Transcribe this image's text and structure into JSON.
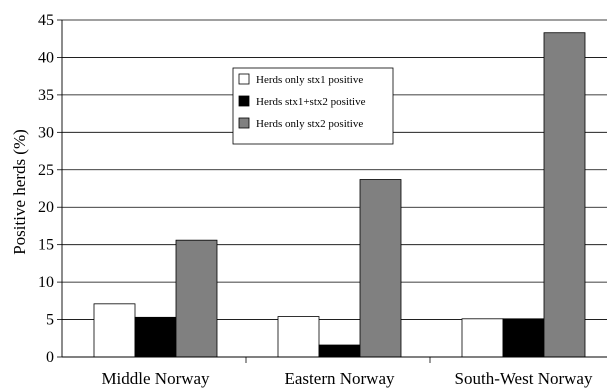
{
  "chart_data": {
    "type": "bar",
    "categories": [
      "Middle Norway",
      "Eastern Norway",
      "South-West Norway"
    ],
    "series": [
      {
        "name": "Herds only stx1 positive",
        "color": "#ffffff",
        "values": [
          7.1,
          5.4,
          5.1
        ]
      },
      {
        "name": "Herds stx1+stx2 positive",
        "color": "#000000",
        "values": [
          5.3,
          1.6,
          5.1
        ]
      },
      {
        "name": "Herds only stx2 positive",
        "color": "#808080",
        "values": [
          15.6,
          23.7,
          43.3
        ]
      }
    ],
    "title": "",
    "xlabel": "",
    "ylabel": "Positive herds (%)",
    "ylim": [
      0,
      45
    ],
    "yticks": [
      0,
      5,
      10,
      15,
      20,
      25,
      30,
      35,
      40,
      45
    ],
    "grid": true,
    "legend_position": "center-top"
  }
}
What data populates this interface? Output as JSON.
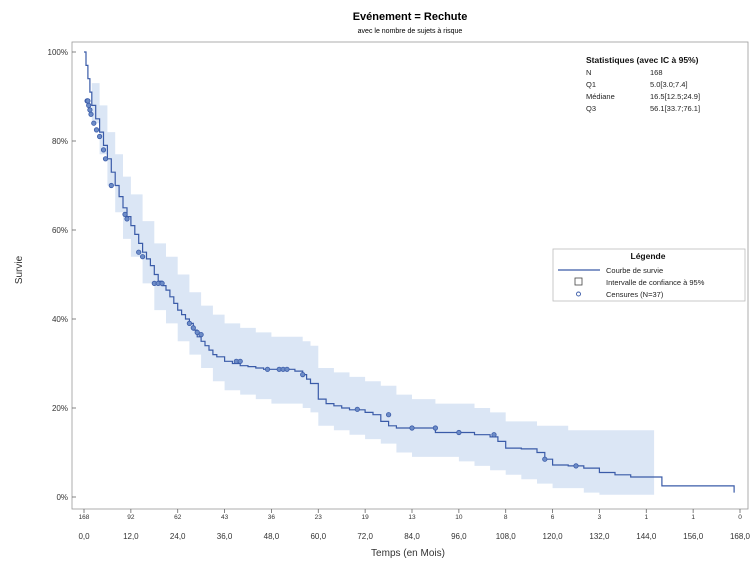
{
  "chart_data": {
    "type": "line",
    "title": "Evénement = Rechute",
    "subtitle": "avec le nombre de sujets à risque",
    "xlabel": "Temps (en Mois)",
    "ylabel": "Survie",
    "xlim": [
      0,
      168
    ],
    "ylim": [
      0,
      1
    ],
    "x_ticks": [
      "0,0",
      "12,0",
      "24,0",
      "36,0",
      "48,0",
      "60,0",
      "72,0",
      "84,0",
      "96,0",
      "108,0",
      "120,0",
      "132,0",
      "144,0",
      "156,0",
      "168,0"
    ],
    "x_tick_values": [
      0,
      12,
      24,
      36,
      48,
      60,
      72,
      84,
      96,
      108,
      120,
      132,
      144,
      156,
      168
    ],
    "y_ticks": [
      "0%",
      "20%",
      "40%",
      "60%",
      "80%",
      "100%"
    ],
    "y_tick_values": [
      0,
      0.2,
      0.4,
      0.6,
      0.8,
      1.0
    ],
    "grid": false,
    "at_risk": {
      "times": [
        0,
        12,
        24,
        36,
        48,
        60,
        72,
        84,
        96,
        108,
        120,
        132,
        144,
        156,
        168
      ],
      "counts": [
        "168",
        "92",
        "62",
        "43",
        "36",
        "23",
        "19",
        "13",
        "10",
        "8",
        "6",
        "3",
        "1",
        "1",
        "0"
      ]
    },
    "series": [
      {
        "name": "Courbe de survie",
        "color": "#3a5ba8",
        "x": [
          0,
          0.5,
          1,
          1.5,
          2,
          3,
          4,
          5,
          6,
          7,
          8,
          9,
          10,
          11,
          12,
          13,
          14,
          15,
          16,
          17,
          18,
          19,
          20,
          21,
          22,
          23,
          24,
          25,
          26,
          27,
          28,
          29,
          30,
          31,
          32,
          33,
          34,
          36,
          38,
          40,
          42,
          44,
          46,
          48,
          50,
          52,
          54,
          56,
          57,
          58,
          60,
          62,
          64,
          66,
          68,
          72,
          74,
          76,
          78,
          80,
          84,
          88,
          90,
          94,
          96,
          100,
          104,
          106,
          108,
          112,
          116,
          118,
          120,
          124,
          128,
          132,
          136,
          140,
          148,
          155,
          160,
          165,
          166.5
        ],
        "y": [
          1.0,
          0.97,
          0.94,
          0.91,
          0.88,
          0.85,
          0.82,
          0.79,
          0.76,
          0.73,
          0.7,
          0.675,
          0.65,
          0.63,
          0.61,
          0.59,
          0.57,
          0.55,
          0.535,
          0.52,
          0.5,
          0.485,
          0.475,
          0.465,
          0.45,
          0.435,
          0.42,
          0.41,
          0.4,
          0.39,
          0.375,
          0.36,
          0.35,
          0.34,
          0.33,
          0.32,
          0.315,
          0.305,
          0.3,
          0.295,
          0.293,
          0.29,
          0.287,
          0.287,
          0.287,
          0.287,
          0.283,
          0.275,
          0.265,
          0.255,
          0.22,
          0.21,
          0.205,
          0.2,
          0.196,
          0.19,
          0.185,
          0.17,
          0.16,
          0.155,
          0.155,
          0.155,
          0.145,
          0.145,
          0.145,
          0.14,
          0.135,
          0.125,
          0.11,
          0.108,
          0.1,
          0.085,
          0.072,
          0.07,
          0.065,
          0.055,
          0.05,
          0.045,
          0.025,
          0.025,
          0.025,
          0.025,
          0.01
        ]
      }
    ],
    "confidence_band": {
      "name": "Intervalle de confiance à 95%",
      "color": "#dbe6f5",
      "x": [
        0,
        2,
        4,
        6,
        8,
        10,
        12,
        15,
        18,
        21,
        24,
        27,
        30,
        33,
        36,
        40,
        44,
        48,
        52,
        56,
        58,
        60,
        64,
        68,
        72,
        76,
        80,
        84,
        90,
        96,
        100,
        104,
        108,
        112,
        116,
        120,
        124,
        128,
        132,
        136,
        140,
        146
      ],
      "lower": [
        1.0,
        0.84,
        0.77,
        0.7,
        0.64,
        0.58,
        0.54,
        0.48,
        0.42,
        0.39,
        0.35,
        0.32,
        0.29,
        0.26,
        0.24,
        0.23,
        0.22,
        0.21,
        0.21,
        0.2,
        0.19,
        0.16,
        0.15,
        0.14,
        0.13,
        0.12,
        0.1,
        0.09,
        0.09,
        0.08,
        0.07,
        0.06,
        0.05,
        0.04,
        0.03,
        0.02,
        0.02,
        0.01,
        0.005,
        0.005,
        0.005,
        0.005
      ],
      "upper": [
        1.0,
        0.93,
        0.88,
        0.82,
        0.77,
        0.72,
        0.68,
        0.62,
        0.57,
        0.54,
        0.5,
        0.46,
        0.43,
        0.41,
        0.39,
        0.38,
        0.37,
        0.36,
        0.36,
        0.35,
        0.34,
        0.29,
        0.28,
        0.27,
        0.26,
        0.25,
        0.23,
        0.22,
        0.21,
        0.21,
        0.2,
        0.19,
        0.17,
        0.17,
        0.16,
        0.16,
        0.15,
        0.15,
        0.15,
        0.15,
        0.15,
        0.15
      ]
    },
    "censored": {
      "name": "Censures (N=37)",
      "x": [
        0.8,
        1.0,
        1.2,
        1.5,
        1.8,
        2.5,
        3.2,
        4.0,
        5.0,
        5.5,
        7.0,
        10.5,
        11.0,
        14.0,
        15.0,
        18.0,
        19.0,
        20.0,
        27.0,
        28.0,
        29.0,
        30.0,
        39.0,
        40.0,
        47.0,
        50.0,
        51.0,
        52.0,
        56.0,
        70.0,
        78.0,
        84.0,
        90.0,
        96.0,
        105.0,
        118.0,
        126.0
      ],
      "y": [
        0.89,
        0.89,
        0.88,
        0.87,
        0.86,
        0.84,
        0.825,
        0.81,
        0.78,
        0.76,
        0.7,
        0.635,
        0.625,
        0.55,
        0.54,
        0.48,
        0.48,
        0.48,
        0.39,
        0.38,
        0.37,
        0.365,
        0.305,
        0.305,
        0.287,
        0.287,
        0.287,
        0.287,
        0.275,
        0.197,
        0.185,
        0.155,
        0.155,
        0.145,
        0.14,
        0.085,
        0.07
      ]
    },
    "statistics": {
      "title": "Statistiques (avec IC à 95%)",
      "rows": [
        {
          "label": "N",
          "value": "168"
        },
        {
          "label": "Q1",
          "value": "5.0[3.0;7.4]"
        },
        {
          "label": "Médiane",
          "value": "16.5[12.5;24.9]"
        },
        {
          "label": "Q3",
          "value": "56.1[33.7;76.1]"
        }
      ]
    },
    "legend": {
      "title": "Légende",
      "position": "right",
      "entries": [
        {
          "symbol": "line",
          "label": "Courbe de survie"
        },
        {
          "symbol": "square",
          "label": "Intervalle de confiance à 95%"
        },
        {
          "symbol": "circle",
          "label": "Censures (N=37)"
        }
      ]
    }
  }
}
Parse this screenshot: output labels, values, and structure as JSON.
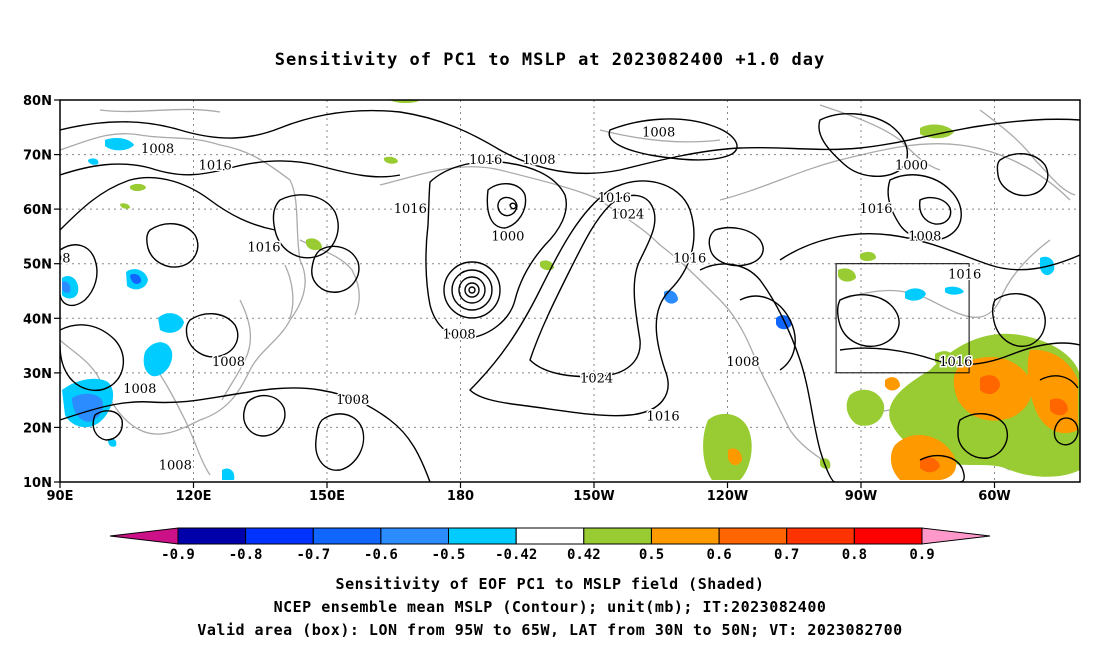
{
  "title": "Sensitivity of PC1 to MSLP at 2023082400 +1.0 day",
  "map": {
    "lon_ticks": [
      "90E",
      "120E",
      "150E",
      "180",
      "150W",
      "120W",
      "90W",
      "60W"
    ],
    "lat_ticks": [
      "80N",
      "70N",
      "60N",
      "50N",
      "40N",
      "30N",
      "20N",
      "10N"
    ],
    "contour_labels": [
      {
        "text": "1008",
        "lon": 112,
        "lat": 71
      },
      {
        "text": "1016",
        "lon": 125,
        "lat": 68
      },
      {
        "text": "1016",
        "lon": 136,
        "lat": 53
      },
      {
        "text": "1016",
        "lon": 169,
        "lat": 60
      },
      {
        "text": "1016",
        "lon": 186,
        "lat": 69
      },
      {
        "text": "1008",
        "lon": 198,
        "lat": 69
      },
      {
        "text": "1000",
        "lon": 191,
        "lat": 55
      },
      {
        "text": "1016",
        "lon": 215,
        "lat": 62
      },
      {
        "text": "1024",
        "lon": 218,
        "lat": 59
      },
      {
        "text": "1008",
        "lon": 225,
        "lat": 74
      },
      {
        "text": "1016",
        "lon": 232,
        "lat": 51
      },
      {
        "text": "1000",
        "lon": 282,
        "lat": 68
      },
      {
        "text": "1016",
        "lon": 274,
        "lat": 60
      },
      {
        "text": "1008",
        "lon": 285,
        "lat": 55
      },
      {
        "text": "1016",
        "lon": 294,
        "lat": 48
      },
      {
        "text": "1016",
        "lon": 292,
        "lat": 32
      },
      {
        "text": "1008",
        "lon": 244,
        "lat": 32
      },
      {
        "text": "1024",
        "lon": 211,
        "lat": 29
      },
      {
        "text": "1016",
        "lon": 226,
        "lat": 22
      },
      {
        "text": "1008",
        "lon": 180,
        "lat": 37
      },
      {
        "text": "1008",
        "lon": 128,
        "lat": 32
      },
      {
        "text": "1008",
        "lon": 108,
        "lat": 27
      },
      {
        "text": "1008",
        "lon": 156,
        "lat": 25
      },
      {
        "text": "1008",
        "lon": 116,
        "lat": 13
      },
      {
        "text": "08",
        "lon": 90.5,
        "lat": 51
      }
    ],
    "valid_box": {
      "lon_min": 265,
      "lon_max": 295,
      "lat_min": 30,
      "lat_max": 50
    }
  },
  "colorbar": {
    "labels": [
      "-0.9",
      "-0.8",
      "-0.7",
      "-0.6",
      "-0.5",
      "-0.42",
      "0.42",
      "0.5",
      "0.6",
      "0.7",
      "0.8",
      "0.9"
    ],
    "colors": [
      "#0000aa",
      "#0033ff",
      "#1166ff",
      "#2a8cff",
      "#00ccff",
      "#ffffff",
      "#99cc33",
      "#ff9900",
      "#ff6600",
      "#ff3300",
      "#ff0000"
    ],
    "low_color": "#cc1188",
    "high_color": "#ff99cc"
  },
  "footer": {
    "line1": "Sensitivity of EOF PC1 to MSLP field (Shaded)",
    "line2": "NCEP ensemble mean MSLP (Contour); unit(mb); IT:2023082400",
    "line3": "Valid area (box): LON from 95W to 65W, LAT from 30N to 50N; VT: 2023082700"
  }
}
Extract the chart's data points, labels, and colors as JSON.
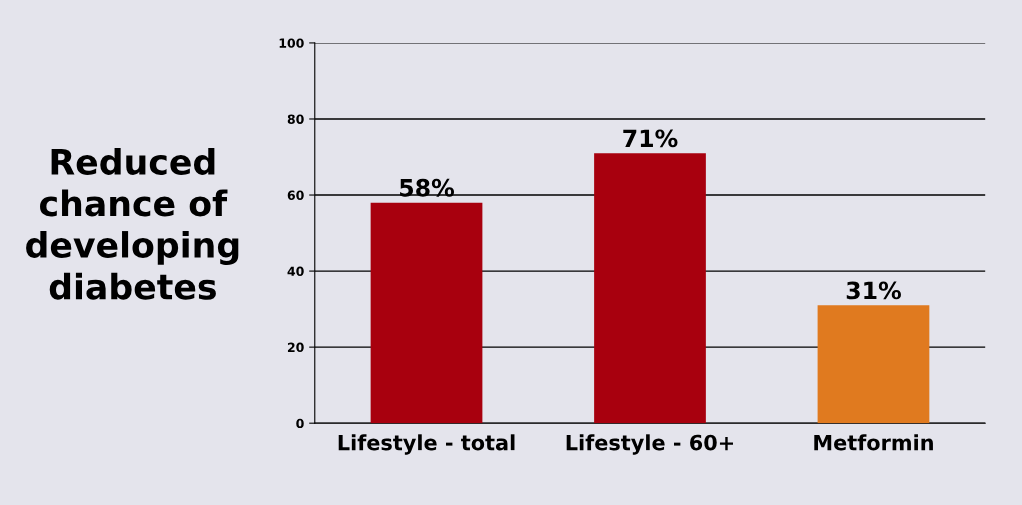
{
  "chart_data": {
    "type": "bar",
    "ylabel": "Reduced\nchance of\ndeveloping\ndiabetes",
    "categories": [
      "Lifestyle - total",
      "Lifestyle - 60+",
      "Metformin"
    ],
    "values": [
      58,
      71,
      31
    ],
    "colors": [
      "#a8000e",
      "#a8000e",
      "#e07a1f"
    ],
    "value_labels": [
      "58%",
      "71%",
      "31%"
    ],
    "ylim": [
      0,
      100
    ],
    "yticks": [
      0,
      20,
      40,
      60,
      80,
      100
    ],
    "grid": "y"
  }
}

------

Exercise brief: Select every line above that contains the word "Intervalle", and copy it.

Exercise result:
      "name": "Intervalle de confiance à 95%",
          "label": "Intervalle de confiance à 95%"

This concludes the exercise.